— CHALLENGE —
State the number of lines in these records holding "исторические". Say nothing more.

==== DATA TO PROCESS

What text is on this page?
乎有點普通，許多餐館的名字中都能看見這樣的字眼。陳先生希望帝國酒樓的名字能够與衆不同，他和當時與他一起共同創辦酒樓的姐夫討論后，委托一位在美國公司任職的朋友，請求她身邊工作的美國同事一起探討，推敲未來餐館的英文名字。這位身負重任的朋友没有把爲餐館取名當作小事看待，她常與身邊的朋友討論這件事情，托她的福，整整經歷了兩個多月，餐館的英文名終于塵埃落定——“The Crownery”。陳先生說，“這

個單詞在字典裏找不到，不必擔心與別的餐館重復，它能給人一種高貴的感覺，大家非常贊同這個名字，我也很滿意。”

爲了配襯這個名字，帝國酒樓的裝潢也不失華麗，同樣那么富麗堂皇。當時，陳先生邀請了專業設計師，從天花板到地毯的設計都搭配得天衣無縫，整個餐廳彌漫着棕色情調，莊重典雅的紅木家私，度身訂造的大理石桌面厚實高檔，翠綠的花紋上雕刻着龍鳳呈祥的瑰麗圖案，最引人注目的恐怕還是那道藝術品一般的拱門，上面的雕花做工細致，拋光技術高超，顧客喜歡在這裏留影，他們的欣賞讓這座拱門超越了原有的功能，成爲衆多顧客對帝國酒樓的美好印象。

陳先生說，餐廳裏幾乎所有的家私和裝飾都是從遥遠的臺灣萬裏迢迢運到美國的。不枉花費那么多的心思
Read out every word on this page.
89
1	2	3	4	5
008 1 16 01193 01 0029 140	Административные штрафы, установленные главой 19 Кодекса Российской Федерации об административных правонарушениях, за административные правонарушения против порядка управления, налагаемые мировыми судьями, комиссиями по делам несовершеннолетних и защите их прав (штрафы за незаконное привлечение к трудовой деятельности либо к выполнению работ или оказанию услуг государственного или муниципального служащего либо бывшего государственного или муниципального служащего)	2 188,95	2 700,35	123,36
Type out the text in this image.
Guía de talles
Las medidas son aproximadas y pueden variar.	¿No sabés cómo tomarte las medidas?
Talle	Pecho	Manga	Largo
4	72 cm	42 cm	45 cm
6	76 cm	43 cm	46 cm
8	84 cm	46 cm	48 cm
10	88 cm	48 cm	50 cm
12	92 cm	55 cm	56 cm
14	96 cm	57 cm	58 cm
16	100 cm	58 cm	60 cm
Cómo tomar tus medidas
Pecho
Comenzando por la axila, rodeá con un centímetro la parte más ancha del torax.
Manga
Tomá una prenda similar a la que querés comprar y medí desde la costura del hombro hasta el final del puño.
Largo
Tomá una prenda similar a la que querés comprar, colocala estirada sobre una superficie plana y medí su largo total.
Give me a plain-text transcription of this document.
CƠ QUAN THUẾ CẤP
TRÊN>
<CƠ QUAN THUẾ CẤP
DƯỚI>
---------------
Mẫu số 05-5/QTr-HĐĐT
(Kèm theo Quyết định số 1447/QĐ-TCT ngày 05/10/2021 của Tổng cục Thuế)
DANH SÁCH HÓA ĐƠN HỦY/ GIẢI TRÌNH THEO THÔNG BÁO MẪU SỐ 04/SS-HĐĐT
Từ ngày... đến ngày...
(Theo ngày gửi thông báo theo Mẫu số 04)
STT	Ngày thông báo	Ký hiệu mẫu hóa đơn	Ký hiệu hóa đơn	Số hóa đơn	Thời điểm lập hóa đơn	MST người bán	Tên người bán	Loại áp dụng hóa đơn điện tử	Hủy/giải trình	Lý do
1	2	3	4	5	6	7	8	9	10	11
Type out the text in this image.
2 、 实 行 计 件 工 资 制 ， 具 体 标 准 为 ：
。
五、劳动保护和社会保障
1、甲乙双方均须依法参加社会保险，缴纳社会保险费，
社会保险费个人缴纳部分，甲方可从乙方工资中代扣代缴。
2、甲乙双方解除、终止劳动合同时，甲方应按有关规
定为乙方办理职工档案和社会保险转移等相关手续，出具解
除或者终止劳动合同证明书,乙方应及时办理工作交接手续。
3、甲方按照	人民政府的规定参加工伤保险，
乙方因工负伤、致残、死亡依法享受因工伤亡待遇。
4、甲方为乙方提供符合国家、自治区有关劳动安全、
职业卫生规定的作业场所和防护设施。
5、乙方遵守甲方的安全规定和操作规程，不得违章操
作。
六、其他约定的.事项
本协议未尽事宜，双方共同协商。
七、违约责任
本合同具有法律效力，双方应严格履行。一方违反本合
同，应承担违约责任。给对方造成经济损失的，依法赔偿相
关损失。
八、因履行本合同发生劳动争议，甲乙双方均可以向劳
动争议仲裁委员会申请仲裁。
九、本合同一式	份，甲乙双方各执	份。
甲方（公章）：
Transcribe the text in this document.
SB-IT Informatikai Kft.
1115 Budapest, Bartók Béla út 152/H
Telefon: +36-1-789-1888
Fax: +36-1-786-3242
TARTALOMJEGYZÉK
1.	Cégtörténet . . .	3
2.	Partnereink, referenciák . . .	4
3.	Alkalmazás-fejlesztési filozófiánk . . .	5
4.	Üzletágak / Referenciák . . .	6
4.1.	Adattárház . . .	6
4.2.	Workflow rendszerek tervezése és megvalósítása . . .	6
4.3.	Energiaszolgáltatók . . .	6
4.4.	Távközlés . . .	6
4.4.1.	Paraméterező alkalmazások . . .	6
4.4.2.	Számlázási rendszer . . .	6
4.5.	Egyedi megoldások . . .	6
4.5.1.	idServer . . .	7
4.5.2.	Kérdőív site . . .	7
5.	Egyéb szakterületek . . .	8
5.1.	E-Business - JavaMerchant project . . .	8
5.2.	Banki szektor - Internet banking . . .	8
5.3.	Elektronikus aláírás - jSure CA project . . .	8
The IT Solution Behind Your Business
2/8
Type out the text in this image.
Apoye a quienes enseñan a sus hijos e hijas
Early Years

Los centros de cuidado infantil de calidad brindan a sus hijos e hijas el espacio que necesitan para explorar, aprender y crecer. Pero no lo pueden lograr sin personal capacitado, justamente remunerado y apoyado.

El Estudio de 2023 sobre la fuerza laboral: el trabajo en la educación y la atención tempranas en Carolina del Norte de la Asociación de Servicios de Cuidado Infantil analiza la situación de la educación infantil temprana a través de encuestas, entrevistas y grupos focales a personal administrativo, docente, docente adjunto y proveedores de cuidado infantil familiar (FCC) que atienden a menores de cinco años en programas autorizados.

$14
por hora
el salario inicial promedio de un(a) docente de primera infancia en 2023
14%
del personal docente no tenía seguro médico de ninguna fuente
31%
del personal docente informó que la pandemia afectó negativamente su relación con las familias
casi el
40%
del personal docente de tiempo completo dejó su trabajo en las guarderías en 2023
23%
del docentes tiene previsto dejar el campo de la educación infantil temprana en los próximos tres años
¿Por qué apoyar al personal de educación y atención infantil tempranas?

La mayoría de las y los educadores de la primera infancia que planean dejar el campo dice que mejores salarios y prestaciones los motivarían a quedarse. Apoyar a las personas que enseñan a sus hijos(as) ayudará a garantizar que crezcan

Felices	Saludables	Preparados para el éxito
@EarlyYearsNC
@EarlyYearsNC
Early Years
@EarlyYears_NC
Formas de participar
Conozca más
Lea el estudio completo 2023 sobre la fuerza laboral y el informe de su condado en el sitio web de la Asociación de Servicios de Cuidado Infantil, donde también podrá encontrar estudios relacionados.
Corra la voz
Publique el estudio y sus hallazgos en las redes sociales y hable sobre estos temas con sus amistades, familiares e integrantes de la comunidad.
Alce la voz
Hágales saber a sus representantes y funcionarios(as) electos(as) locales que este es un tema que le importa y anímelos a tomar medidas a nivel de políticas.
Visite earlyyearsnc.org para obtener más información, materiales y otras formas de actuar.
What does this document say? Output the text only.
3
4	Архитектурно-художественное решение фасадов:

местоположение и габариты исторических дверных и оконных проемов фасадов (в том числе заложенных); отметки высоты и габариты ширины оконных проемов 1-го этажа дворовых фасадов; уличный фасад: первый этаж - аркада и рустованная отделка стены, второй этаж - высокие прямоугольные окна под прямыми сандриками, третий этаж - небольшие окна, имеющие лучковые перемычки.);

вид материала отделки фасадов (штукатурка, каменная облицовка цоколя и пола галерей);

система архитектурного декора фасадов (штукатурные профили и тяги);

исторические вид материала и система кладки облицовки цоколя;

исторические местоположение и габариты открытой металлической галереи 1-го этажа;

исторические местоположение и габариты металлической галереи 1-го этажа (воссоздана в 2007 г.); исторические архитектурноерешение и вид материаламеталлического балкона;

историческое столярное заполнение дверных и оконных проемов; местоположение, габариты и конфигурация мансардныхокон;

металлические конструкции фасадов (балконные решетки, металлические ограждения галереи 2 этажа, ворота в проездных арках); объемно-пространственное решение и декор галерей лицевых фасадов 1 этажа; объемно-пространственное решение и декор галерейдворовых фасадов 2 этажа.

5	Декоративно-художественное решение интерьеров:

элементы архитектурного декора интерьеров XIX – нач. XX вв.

========

— SOLUTION FOR THIS TASK —
3